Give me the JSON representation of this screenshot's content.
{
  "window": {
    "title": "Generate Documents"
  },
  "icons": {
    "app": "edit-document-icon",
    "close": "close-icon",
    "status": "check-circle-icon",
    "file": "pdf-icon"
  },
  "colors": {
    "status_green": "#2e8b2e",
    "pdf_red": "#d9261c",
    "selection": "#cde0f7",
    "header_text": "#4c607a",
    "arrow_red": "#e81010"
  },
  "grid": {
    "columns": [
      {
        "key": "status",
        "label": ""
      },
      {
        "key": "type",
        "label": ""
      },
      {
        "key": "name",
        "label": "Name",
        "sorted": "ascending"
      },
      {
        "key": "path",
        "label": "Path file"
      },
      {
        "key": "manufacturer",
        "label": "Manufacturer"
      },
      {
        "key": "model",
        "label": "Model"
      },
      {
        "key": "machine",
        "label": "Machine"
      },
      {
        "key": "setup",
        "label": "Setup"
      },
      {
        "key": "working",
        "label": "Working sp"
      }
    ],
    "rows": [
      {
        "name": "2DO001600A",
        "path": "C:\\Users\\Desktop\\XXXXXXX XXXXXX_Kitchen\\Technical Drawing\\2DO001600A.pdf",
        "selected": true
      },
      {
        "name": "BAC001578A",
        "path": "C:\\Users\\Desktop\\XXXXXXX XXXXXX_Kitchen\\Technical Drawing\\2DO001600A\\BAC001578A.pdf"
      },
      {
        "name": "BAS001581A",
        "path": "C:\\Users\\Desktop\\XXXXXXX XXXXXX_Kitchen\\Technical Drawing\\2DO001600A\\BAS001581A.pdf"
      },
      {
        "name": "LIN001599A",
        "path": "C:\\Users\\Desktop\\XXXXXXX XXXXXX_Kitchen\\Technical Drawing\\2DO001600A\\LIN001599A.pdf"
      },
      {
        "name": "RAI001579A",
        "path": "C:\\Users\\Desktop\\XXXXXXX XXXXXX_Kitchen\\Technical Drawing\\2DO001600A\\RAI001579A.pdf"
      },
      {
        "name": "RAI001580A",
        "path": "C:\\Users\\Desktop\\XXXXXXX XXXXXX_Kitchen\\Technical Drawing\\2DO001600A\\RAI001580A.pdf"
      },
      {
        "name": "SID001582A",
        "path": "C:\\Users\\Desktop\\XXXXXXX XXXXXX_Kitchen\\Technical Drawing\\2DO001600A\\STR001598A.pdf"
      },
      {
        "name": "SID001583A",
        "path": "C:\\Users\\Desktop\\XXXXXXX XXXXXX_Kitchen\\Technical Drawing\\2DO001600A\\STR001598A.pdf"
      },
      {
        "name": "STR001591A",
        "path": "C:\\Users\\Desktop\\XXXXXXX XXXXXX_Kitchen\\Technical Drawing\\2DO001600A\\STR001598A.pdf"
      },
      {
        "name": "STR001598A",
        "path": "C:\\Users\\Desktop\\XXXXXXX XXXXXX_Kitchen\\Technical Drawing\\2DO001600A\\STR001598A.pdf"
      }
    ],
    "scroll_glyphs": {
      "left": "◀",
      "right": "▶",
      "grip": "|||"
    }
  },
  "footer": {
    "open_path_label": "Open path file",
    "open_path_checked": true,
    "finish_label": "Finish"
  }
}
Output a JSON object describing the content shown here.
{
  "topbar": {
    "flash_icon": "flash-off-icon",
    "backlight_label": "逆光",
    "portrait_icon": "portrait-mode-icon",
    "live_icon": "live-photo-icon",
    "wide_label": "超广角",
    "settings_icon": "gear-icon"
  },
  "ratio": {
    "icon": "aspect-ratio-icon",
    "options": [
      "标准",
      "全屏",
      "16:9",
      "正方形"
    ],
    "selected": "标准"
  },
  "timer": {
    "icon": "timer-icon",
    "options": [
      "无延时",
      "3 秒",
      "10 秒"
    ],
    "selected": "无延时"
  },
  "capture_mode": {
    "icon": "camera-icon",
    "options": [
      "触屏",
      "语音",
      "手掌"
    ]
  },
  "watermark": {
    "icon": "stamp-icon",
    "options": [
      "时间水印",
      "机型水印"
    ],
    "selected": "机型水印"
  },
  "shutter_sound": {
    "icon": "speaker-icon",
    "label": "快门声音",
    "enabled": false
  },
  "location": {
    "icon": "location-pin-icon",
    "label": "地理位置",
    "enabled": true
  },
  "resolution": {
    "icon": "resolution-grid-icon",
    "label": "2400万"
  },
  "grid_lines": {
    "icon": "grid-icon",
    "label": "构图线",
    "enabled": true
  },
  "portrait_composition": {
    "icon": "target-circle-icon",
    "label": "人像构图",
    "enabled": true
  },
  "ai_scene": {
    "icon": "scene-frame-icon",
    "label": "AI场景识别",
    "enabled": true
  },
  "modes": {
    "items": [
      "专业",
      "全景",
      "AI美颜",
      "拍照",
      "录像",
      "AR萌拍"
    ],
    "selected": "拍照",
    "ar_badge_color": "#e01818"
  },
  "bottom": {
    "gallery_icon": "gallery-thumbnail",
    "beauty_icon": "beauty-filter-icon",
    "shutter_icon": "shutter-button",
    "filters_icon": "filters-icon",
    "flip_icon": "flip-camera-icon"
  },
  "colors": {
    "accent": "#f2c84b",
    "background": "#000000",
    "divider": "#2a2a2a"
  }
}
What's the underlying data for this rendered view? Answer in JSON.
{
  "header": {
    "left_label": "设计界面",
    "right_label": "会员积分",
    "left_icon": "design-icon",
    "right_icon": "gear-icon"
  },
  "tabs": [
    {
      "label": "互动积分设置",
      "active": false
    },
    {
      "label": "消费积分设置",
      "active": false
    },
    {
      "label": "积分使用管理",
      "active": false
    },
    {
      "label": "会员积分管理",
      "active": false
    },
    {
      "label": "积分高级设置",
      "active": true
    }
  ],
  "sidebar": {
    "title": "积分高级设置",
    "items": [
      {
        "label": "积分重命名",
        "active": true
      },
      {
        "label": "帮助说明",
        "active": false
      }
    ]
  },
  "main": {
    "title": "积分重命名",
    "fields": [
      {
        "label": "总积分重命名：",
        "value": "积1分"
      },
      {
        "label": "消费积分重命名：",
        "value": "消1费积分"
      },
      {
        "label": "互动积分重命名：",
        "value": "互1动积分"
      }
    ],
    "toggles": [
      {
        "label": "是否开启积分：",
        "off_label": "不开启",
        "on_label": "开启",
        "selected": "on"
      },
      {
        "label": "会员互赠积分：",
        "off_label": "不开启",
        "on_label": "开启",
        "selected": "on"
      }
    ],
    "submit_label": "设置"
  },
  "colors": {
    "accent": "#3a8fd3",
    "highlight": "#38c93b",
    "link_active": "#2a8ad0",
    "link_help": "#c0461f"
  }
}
━━━━━━━━━━━━━━━━━━━━
- TASK BRIEF: All of the entries above need to be reproduced exactly.

- EXERCISE RESULT:
Give me the JSON representation of this screenshot's content.
{
  "window": {
    "title": "Generate Documents"
  },
  "icons": {
    "app": "edit-document-icon",
    "close": "close-icon",
    "status": "check-circle-icon",
    "file": "pdf-icon"
  },
  "colors": {
    "status_green": "#2e8b2e",
    "pdf_red": "#d9261c",
    "selection": "#cde0f7",
    "header_text": "#4c607a",
    "arrow_red": "#e81010"
  },
  "grid": {
    "columns": [
      {
        "key": "status",
        "label": ""
      },
      {
        "key": "type",
        "label": ""
      },
      {
        "key": "name",
        "label": "Name",
        "sorted": "ascending"
      },
      {
        "key": "path",
        "label": "Path file"
      },
      {
        "key": "manufacturer",
        "label": "Manufacturer"
      },
      {
        "key": "model",
        "label": "Model"
      },
      {
        "key": "machine",
        "label": "Machine"
      },
      {
        "key": "setup",
        "label": "Setup"
      },
      {
        "key": "working",
        "label": "Working sp"
      }
    ],
    "rows": [
      {
        "name": "2DO001600A",
        "path": "C:\\Users\\Desktop\\XXXXXXX XXXXXX_Kitchen\\Technical Drawing\\2DO001600A.pdf",
        "selected": true
      },
      {
        "name": "BAC001578A",
        "path": "C:\\Users\\Desktop\\XXXXXXX XXXXXX_Kitchen\\Technical Drawing\\2DO001600A\\BAC001578A.pdf"
      },
      {
        "name": "BAS001581A",
        "path": "C:\\Users\\Desktop\\XXXXXXX XXXXXX_Kitchen\\Technical Drawing\\2DO001600A\\BAS001581A.pdf"
      },
      {
        "name": "LIN001599A",
        "path": "C:\\Users\\Desktop\\XXXXXXX XXXXXX_Kitchen\\Technical Drawing\\2DO001600A\\LIN001599A.pdf"
      },
      {
        "name": "RAI001579A",
        "path": "C:\\Users\\Desktop\\XXXXXXX XXXXXX_Kitchen\\Technical Drawing\\2DO001600A\\RAI001579A.pdf"
      },
      {
        "name": "RAI001580A",
        "path": "C:\\Users\\Desktop\\XXXXXXX XXXXXX_Kitchen\\Technical Drawing\\2DO001600A\\RAI001580A.pdf"
      },
      {
        "name": "SID001582A",
        "path": "C:\\Users\\Desktop\\XXXXXXX XXXXXX_Kitchen\\Technical Drawing\\2DO001600A\\STR001598A.pdf"
      },
      {
        "name": "SID001583A",
        "path": "C:\\Users\\Desktop\\XXXXXXX XXXXXX_Kitchen\\Technical Drawing\\2DO001600A\\STR001598A.pdf"
      },
      {
        "name": "STR001591A",
        "path": "C:\\Users\\Desktop\\XXXXXXX XXXXXX_Kitchen\\Technical Drawing\\2DO001600A\\STR001598A.pdf"
      },
      {
        "name": "STR001598A",
        "path": "C:\\Users\\Desktop\\XXXXXXX XXXXXX_Kitchen\\Technical Drawing\\2DO001600A\\STR001598A.pdf"
      }
    ],
    "scroll_glyphs": {
      "left": "◀",
      "right": "▶",
      "grip": "|||"
    }
  },
  "footer": {
    "open_path_label": "Open path file",
    "open_path_checked": true,
    "finish_label": "Finish"
  }
}
Output a JSON object describing the content shown here.
{
  "topbar": {
    "flash_icon": "flash-off-icon",
    "backlight_label": "逆光",
    "portrait_icon": "portrait-mode-icon",
    "live_icon": "live-photo-icon",
    "wide_label": "超广角",
    "settings_icon": "gear-icon"
  },
  "ratio": {
    "icon": "aspect-ratio-icon",
    "options": [
      "标准",
      "全屏",
      "16:9",
      "正方形"
    ],
    "selected": "标准"
  },
  "timer": {
    "icon": "timer-icon",
    "options": [
      "无延时",
      "3 秒",
      "10 秒"
    ],
    "selected": "无延时"
  },
  "capture_mode": {
    "icon": "camera-icon",
    "options": [
      "触屏",
      "语音",
      "手掌"
    ]
  },
  "watermark": {
    "icon": "stamp-icon",
    "options": [
      "时间水印",
      "机型水印"
    ],
    "selected": "机型水印"
  },
  "shutter_sound": {
    "icon": "speaker-icon",
    "label": "快门声音",
    "enabled": false
  },
  "location": {
    "icon": "location-pin-icon",
    "label": "地理位置",
    "enabled": true
  },
  "resolution": {
    "icon": "resolution-grid-icon",
    "label": "2400万"
  },
  "grid_lines": {
    "icon": "grid-icon",
    "label": "构图线",
    "enabled": true
  },
  "portrait_composition": {
    "icon": "target-circle-icon",
    "label": "人像构图",
    "enabled": true
  },
  "ai_scene": {
    "icon": "scene-frame-icon",
    "label": "AI场景识别",
    "enabled": true
  },
  "modes": {
    "items": [
      "专业",
      "全景",
      "AI美颜",
      "拍照",
      "录像",
      "AR萌拍"
    ],
    "selected": "拍照",
    "ar_badge_color": "#e01818"
  },
  "bottom": {
    "gallery_icon": "gallery-thumbnail",
    "beauty_icon": "beauty-filter-icon",
    "shutter_icon": "shutter-button",
    "filters_icon": "filters-icon",
    "flip_icon": "flip-camera-icon"
  },
  "colors": {
    "accent": "#f2c84b",
    "background": "#000000",
    "divider": "#2a2a2a"
  }
}
What's the underlying data for this rendered view? Answer in JSON.
{
  "header": {
    "left_label": "设计界面",
    "right_label": "会员积分",
    "left_icon": "design-icon",
    "right_icon": "gear-icon"
  },
  "tabs": [
    {
      "label": "互动积分设置",
      "active": false
    },
    {
      "label": "消费积分设置",
      "active": false
    },
    {
      "label": "积分使用管理",
      "active": false
    },
    {
      "label": "会员积分管理",
      "active": false
    },
    {
      "label": "积分高级设置",
      "active": true
    }
  ],
  "sidebar": {
    "title": "积分高级设置",
    "items": [
      {
        "label": "积分重命名",
        "active": true
      },
      {
        "label": "帮助说明",
        "active": false
      }
    ]
  },
  "main": {
    "title": "积分重命名",
    "fields": [
      {
        "label": "总积分重命名：",
        "value": "积1分"
      },
      {
        "label": "消费积分重命名：",
        "value": "消1费积分"
      },
      {
        "label": "互动积分重命名：",
        "value": "互1动积分"
      }
    ],
    "toggles": [
      {
        "label": "是否开启积分：",
        "off_label": "不开启",
        "on_label": "开启",
        "selected": "on"
      },
      {
        "label": "会员互赠积分：",
        "off_label": "不开启",
        "on_label": "开启",
        "selected": "on"
      }
    ],
    "submit_label": "设置"
  },
  "colors": {
    "accent": "#3a8fd3",
    "highlight": "#38c93b",
    "link_active": "#2a8ad0",
    "link_help": "#c0461f"
  }
}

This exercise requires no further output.